Alıştırma:
Aşağıdaki öğelerin tüm satırlarını hiçbir değişiklik yapmadan olduğu gibi geri verin.

*** Gösterilen veriler ***

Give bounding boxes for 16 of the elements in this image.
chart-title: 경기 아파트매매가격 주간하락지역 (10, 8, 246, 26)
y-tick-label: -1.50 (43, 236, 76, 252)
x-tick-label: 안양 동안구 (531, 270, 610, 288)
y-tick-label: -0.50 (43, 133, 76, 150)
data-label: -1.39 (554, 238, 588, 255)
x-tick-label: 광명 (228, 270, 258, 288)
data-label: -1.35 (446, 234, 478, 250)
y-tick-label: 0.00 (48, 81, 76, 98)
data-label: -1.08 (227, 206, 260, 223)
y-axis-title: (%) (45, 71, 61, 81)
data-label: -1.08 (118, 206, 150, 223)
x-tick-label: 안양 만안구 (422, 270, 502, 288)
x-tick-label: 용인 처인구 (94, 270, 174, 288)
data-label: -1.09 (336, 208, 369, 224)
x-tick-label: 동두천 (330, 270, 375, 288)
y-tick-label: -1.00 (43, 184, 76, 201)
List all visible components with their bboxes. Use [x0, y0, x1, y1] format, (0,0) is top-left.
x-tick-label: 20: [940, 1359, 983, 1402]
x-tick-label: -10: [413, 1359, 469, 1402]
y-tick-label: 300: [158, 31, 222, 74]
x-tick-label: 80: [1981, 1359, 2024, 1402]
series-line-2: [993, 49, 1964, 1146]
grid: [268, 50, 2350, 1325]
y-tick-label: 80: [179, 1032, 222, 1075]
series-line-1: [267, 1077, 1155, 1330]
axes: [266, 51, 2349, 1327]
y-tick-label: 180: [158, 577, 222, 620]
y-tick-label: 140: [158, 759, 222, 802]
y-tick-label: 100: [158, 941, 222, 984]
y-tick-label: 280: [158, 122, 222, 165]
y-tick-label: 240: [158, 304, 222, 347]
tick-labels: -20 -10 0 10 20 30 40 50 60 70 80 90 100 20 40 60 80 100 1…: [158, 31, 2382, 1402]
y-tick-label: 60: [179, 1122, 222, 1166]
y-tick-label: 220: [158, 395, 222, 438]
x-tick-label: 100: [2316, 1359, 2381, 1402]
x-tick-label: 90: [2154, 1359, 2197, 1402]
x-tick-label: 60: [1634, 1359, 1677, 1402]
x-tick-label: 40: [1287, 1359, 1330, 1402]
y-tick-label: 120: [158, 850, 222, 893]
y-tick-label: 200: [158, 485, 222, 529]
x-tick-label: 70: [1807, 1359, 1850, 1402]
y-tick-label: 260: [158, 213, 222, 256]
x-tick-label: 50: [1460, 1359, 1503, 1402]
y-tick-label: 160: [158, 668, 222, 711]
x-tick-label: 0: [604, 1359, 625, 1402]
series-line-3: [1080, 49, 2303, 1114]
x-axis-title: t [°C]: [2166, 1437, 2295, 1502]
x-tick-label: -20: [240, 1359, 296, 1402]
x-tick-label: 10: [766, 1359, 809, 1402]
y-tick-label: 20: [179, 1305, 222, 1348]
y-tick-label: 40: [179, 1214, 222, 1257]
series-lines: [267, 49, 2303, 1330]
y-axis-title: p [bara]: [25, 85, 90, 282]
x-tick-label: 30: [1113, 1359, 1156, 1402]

***

Alıştırma yanıtı:
Give bounding boxes for 16 of the elements in this image.
chart-title: 경기 아파트매매가격 주간하락지역 (10, 8, 246, 26)
y-tick-label: -1.50 (43, 236, 76, 252)
x-tick-label: 안양 동안구 (531, 270, 610, 288)
y-tick-label: -0.50 (43, 133, 76, 150)
data-label: -1.39 (554, 238, 588, 255)
x-tick-label: 광명 (228, 270, 258, 288)
data-label: -1.35 (446, 234, 478, 250)
y-tick-label: 0.00 (48, 81, 76, 98)
data-label: -1.08 (227, 206, 260, 223)
y-axis-title: (%) (45, 71, 61, 81)
data-label: -1.08 (118, 206, 150, 223)
x-tick-label: 안양 만안구 (422, 270, 502, 288)
x-tick-label: 용인 처인구 (94, 270, 174, 288)
data-label: -1.09 (336, 208, 369, 224)
x-tick-label: 동두천 (330, 270, 375, 288)
y-tick-label: -1.00 (43, 184, 76, 201)
List all visible components with their bboxes. Use [x0, y0, x1, y1] format, (0,0) is top-left.
x-tick-label: 20: [940, 1359, 983, 1402]
x-tick-label: -10: [413, 1359, 469, 1402]
y-tick-label: 300: [158, 31, 222, 74]
x-tick-label: 80: [1981, 1359, 2024, 1402]
series-line-2: [993, 49, 1964, 1146]
grid: [268, 50, 2350, 1325]
y-tick-label: 80: [179, 1032, 222, 1075]
series-line-1: [267, 1077, 1155, 1330]
axes: [266, 51, 2349, 1327]
y-tick-label: 180: [158, 577, 222, 620]
y-tick-label: 140: [158, 759, 222, 802]
y-tick-label: 100: [158, 941, 222, 984]
y-tick-label: 280: [158, 122, 222, 165]
y-tick-label: 240: [158, 304, 222, 347]
tick-labels: -20 -10 0 10 20 30 40 50 60 70 80 90 100 20 40 60 80 100 1…: [158, 31, 2382, 1402]
y-tick-label: 60: [179, 1122, 222, 1166]
y-tick-label: 220: [158, 395, 222, 438]
x-tick-label: 100: [2316, 1359, 2381, 1402]
x-tick-label: 90: [2154, 1359, 2197, 1402]
x-tick-label: 60: [1634, 1359, 1677, 1402]
x-tick-label: 40: [1287, 1359, 1330, 1402]
y-tick-label: 120: [158, 850, 222, 893]
y-tick-label: 200: [158, 485, 222, 529]
x-tick-label: 70: [1807, 1359, 1850, 1402]
y-tick-label: 260: [158, 213, 222, 256]
x-tick-label: 50: [1460, 1359, 1503, 1402]
y-tick-label: 160: [158, 668, 222, 711]
x-tick-label: 0: [604, 1359, 625, 1402]
series-line-3: [1080, 49, 2303, 1114]
x-axis-title: t [°C]: [2166, 1437, 2295, 1502]
x-tick-label: -20: [240, 1359, 296, 1402]
x-tick-label: 10: [766, 1359, 809, 1402]
y-tick-label: 20: [179, 1305, 222, 1348]
y-tick-label: 40: [179, 1214, 222, 1257]
series-lines: [267, 49, 2303, 1330]
y-axis-title: p [bara]: [25, 85, 90, 282]
x-tick-label: 30: [1113, 1359, 1156, 1402]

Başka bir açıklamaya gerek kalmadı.